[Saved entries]
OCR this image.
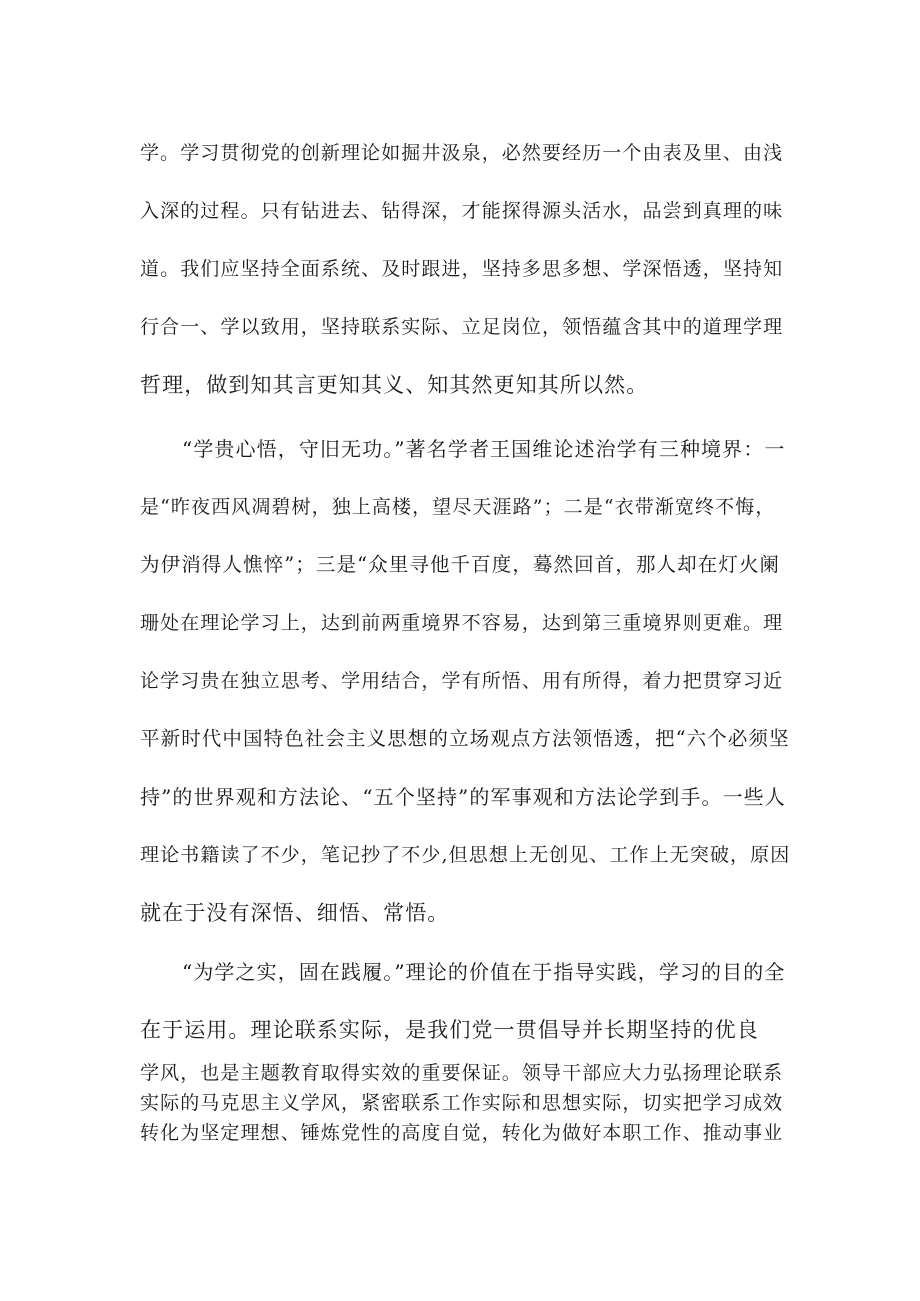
学。学习贯彻党的创新理论如掘井汲泉，必然要经历一个由表及里、由浅
入深的过程。只有钻进去、钻得深，才能探得源头活水，品尝到真理的味
道。我们应坚持全面系统、及时跟进，坚持多思多想、学深悟透，坚持知
行合一、学以致用，坚持联系实际、立足岗位，领悟蕴含其中的道理学理
哲理，做到知其言更知其义、知其然更知其所以然。
“学贵心悟，守旧无功。”著名学者王国维论述治学有三种境界：一
是“昨夜西风凋碧树，独上高楼，望尽天涯路”；二是“衣带渐宽终不悔，
为伊消得人憔悴”；三是“众里寻他千百度，蓦然回首，那人却在灯火阑
珊处在理论学习上，达到前两重境界不容易，达到第三重境界则更难。理
论学习贵在独立思考、学用结合，学有所悟、用有所得，着力把贯穿习近
平新时代中国特色社会主义思想的立场观点方法领悟透，把“六个必须坚
持”的世界观和方法论、“五个坚持”的军事观和方法论学到手。一些人
理论书籍读了不少，笔记抄了不少,但思想上无创见、工作上无突破，原因
就在于没有深悟、细悟、常悟。
“为学之实，固在践履。”理论的价值在于指导实践，学习的目的全
在于运用。理论联系实际，是我们党一贯倡导并长期坚持的优良
学风，也是主题教育取得实效的重要保证。领导干部应大力弘扬理论联系
实际的马克思主义学风，紧密联系工作实际和思想实际，切实把学习成效
转化为坚定理想、锤炼党性的高度自觉，转化为做好本职工作、推动事业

• _What is expected_: Transcribe the complete set of entries verbatim. No pictures belong in the copy.

• _Output for this task_:
OCR this image.
学。学习贯彻党的创新理论如掘井汲泉，必然要经历一个由表及里、由浅
入深的过程。只有钻进去、钻得深，才能探得源头活水，品尝到真理的味
道。我们应坚持全面系统、及时跟进，坚持多思多想、学深悟透，坚持知
行合一、学以致用，坚持联系实际、立足岗位，领悟蕴含其中的道理学理
哲理，做到知其言更知其义、知其然更知其所以然。
“学贵心悟，守旧无功。”著名学者王国维论述治学有三种境界：一
是“昨夜西风凋碧树，独上高楼，望尽天涯路”；二是“衣带渐宽终不悔，
为伊消得人憔悴”；三是“众里寻他千百度，蓦然回首，那人却在灯火阑
珊处在理论学习上，达到前两重境界不容易，达到第三重境界则更难。理
论学习贵在独立思考、学用结合，学有所悟、用有所得，着力把贯穿习近
平新时代中国特色社会主义思想的立场观点方法领悟透，把“六个必须坚
持”的世界观和方法论、“五个坚持”的军事观和方法论学到手。一些人
理论书籍读了不少，笔记抄了不少,但思想上无创见、工作上无突破，原因
就在于没有深悟、细悟、常悟。
“为学之实，固在践履。”理论的价值在于指导实践，学习的目的全
在于运用。理论联系实际，是我们党一贯倡导并长期坚持的优良
学风，也是主题教育取得实效的重要保证。领导干部应大力弘扬理论联系
实际的马克思主义学风，紧密联系工作实际和思想实际，切实把学习成效
转化为坚定理想、锤炼党性的高度自觉，转化为做好本职工作、推动事业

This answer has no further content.